Work to be completed => Go through the entries and transcribe each one exactly, dropping the pictures.

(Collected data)

* * *

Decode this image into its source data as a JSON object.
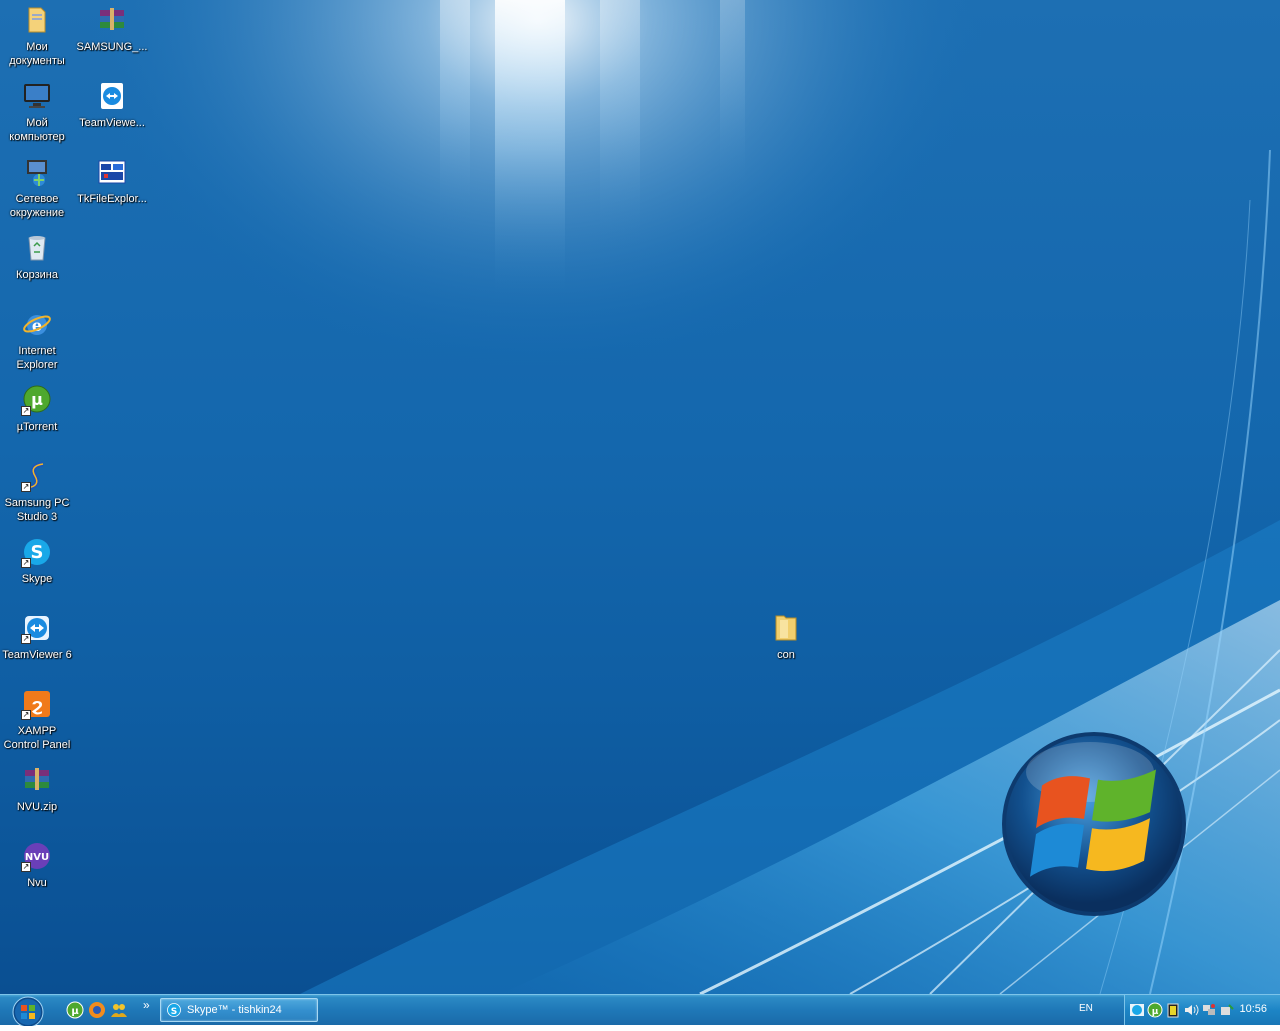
{
  "desktop": {
    "icons": [
      {
        "id": "my-documents",
        "label": "Мои документы",
        "icon": "folder-documents-icon",
        "shortcut": false
      },
      {
        "id": "samsung-archive",
        "label": "SAMSUNG_...",
        "icon": "winrar-archive-icon",
        "shortcut": false
      },
      {
        "id": "my-computer",
        "label": "Мой компьютер",
        "icon": "monitor-icon",
        "shortcut": false
      },
      {
        "id": "teamviewer-file",
        "label": "TeamViewe...",
        "icon": "teamviewer-icon",
        "shortcut": false
      },
      {
        "id": "network",
        "label": "Сетевое окружение",
        "icon": "network-icon",
        "shortcut": false
      },
      {
        "id": "tkfileexplorer",
        "label": "TkFileExplor...",
        "icon": "tk-explorer-icon",
        "shortcut": false
      },
      {
        "id": "recycle-bin",
        "label": "Корзина",
        "icon": "recycle-bin-icon",
        "shortcut": false
      },
      {
        "id": "internet-explorer",
        "label": "Internet Explorer",
        "icon": "ie-icon",
        "shortcut": false
      },
      {
        "id": "utorrent",
        "label": "µTorrent",
        "icon": "utorrent-icon",
        "shortcut": true
      },
      {
        "id": "samsung-pc-studio",
        "label": "Samsung PC Studio 3",
        "icon": "samsung-studio-icon",
        "shortcut": true
      },
      {
        "id": "skype",
        "label": "Skype",
        "icon": "skype-icon",
        "shortcut": true
      },
      {
        "id": "teamviewer6",
        "label": "TeamViewer 6",
        "icon": "teamviewer-icon",
        "shortcut": true
      },
      {
        "id": "xampp",
        "label": "XAMPP Control Panel",
        "icon": "xampp-icon",
        "shortcut": true
      },
      {
        "id": "nvu-zip",
        "label": "NVU.zip",
        "icon": "winrar-archive-icon",
        "shortcut": false
      },
      {
        "id": "nvu",
        "label": "Nvu",
        "icon": "nvu-icon",
        "shortcut": true
      },
      {
        "id": "con-folder",
        "label": "con",
        "icon": "folder-icon",
        "shortcut": false
      }
    ]
  },
  "taskbar": {
    "start_button": "start-orb-icon",
    "quick_launch": [
      "utorrent-icon",
      "firefox-icon",
      "users-icon"
    ],
    "chevron": "»",
    "tasks": [
      {
        "label": "Skype™ - tishkin24",
        "icon": "skype-icon"
      }
    ],
    "language": "EN",
    "tray_icons": [
      "skype-tray-icon",
      "utorrent-tray-icon",
      "battery-icon",
      "volume-icon",
      "network-tray-icon",
      "safely-remove-icon"
    ],
    "clock": "10:56"
  },
  "colors": {
    "desktop_bg": "#1467ad",
    "taskbar": "#1f78b8",
    "accent": "#4aa6d6"
  }
}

* * *

Solution to the exercise =>
Decode this image into its source data as a JSON object.
{
  "desktop": {
    "icons": [
      {
        "id": "my-documents",
        "label": "Мои документы",
        "icon": "folder-documents-icon",
        "shortcut": false
      },
      {
        "id": "samsung-archive",
        "label": "SAMSUNG_...",
        "icon": "winrar-archive-icon",
        "shortcut": false
      },
      {
        "id": "my-computer",
        "label": "Мой компьютер",
        "icon": "monitor-icon",
        "shortcut": false
      },
      {
        "id": "teamviewer-file",
        "label": "TeamViewe...",
        "icon": "teamviewer-icon",
        "shortcut": false
      },
      {
        "id": "network",
        "label": "Сетевое окружение",
        "icon": "network-icon",
        "shortcut": false
      },
      {
        "id": "tkfileexplorer",
        "label": "TkFileExplor...",
        "icon": "tk-explorer-icon",
        "shortcut": false
      },
      {
        "id": "recycle-bin",
        "label": "Корзина",
        "icon": "recycle-bin-icon",
        "shortcut": false
      },
      {
        "id": "internet-explorer",
        "label": "Internet Explorer",
        "icon": "ie-icon",
        "shortcut": false
      },
      {
        "id": "utorrent",
        "label": "µTorrent",
        "icon": "utorrent-icon",
        "shortcut": true
      },
      {
        "id": "samsung-pc-studio",
        "label": "Samsung PC Studio 3",
        "icon": "samsung-studio-icon",
        "shortcut": true
      },
      {
        "id": "skype",
        "label": "Skype",
        "icon": "skype-icon",
        "shortcut": true
      },
      {
        "id": "teamviewer6",
        "label": "TeamViewer 6",
        "icon": "teamviewer-icon",
        "shortcut": true
      },
      {
        "id": "xampp",
        "label": "XAMPP Control Panel",
        "icon": "xampp-icon",
        "shortcut": true
      },
      {
        "id": "nvu-zip",
        "label": "NVU.zip",
        "icon": "winrar-archive-icon",
        "shortcut": false
      },
      {
        "id": "nvu",
        "label": "Nvu",
        "icon": "nvu-icon",
        "shortcut": true
      },
      {
        "id": "con-folder",
        "label": "con",
        "icon": "folder-icon",
        "shortcut": false
      }
    ]
  },
  "taskbar": {
    "start_button": "start-orb-icon",
    "quick_launch": [
      "utorrent-icon",
      "firefox-icon",
      "users-icon"
    ],
    "chevron": "»",
    "tasks": [
      {
        "label": "Skype™ - tishkin24",
        "icon": "skype-icon"
      }
    ],
    "language": "EN",
    "tray_icons": [
      "skype-tray-icon",
      "utorrent-tray-icon",
      "battery-icon",
      "volume-icon",
      "network-tray-icon",
      "safely-remove-icon"
    ],
    "clock": "10:56"
  },
  "colors": {
    "desktop_bg": "#1467ad",
    "taskbar": "#1f78b8",
    "accent": "#4aa6d6"
  }
}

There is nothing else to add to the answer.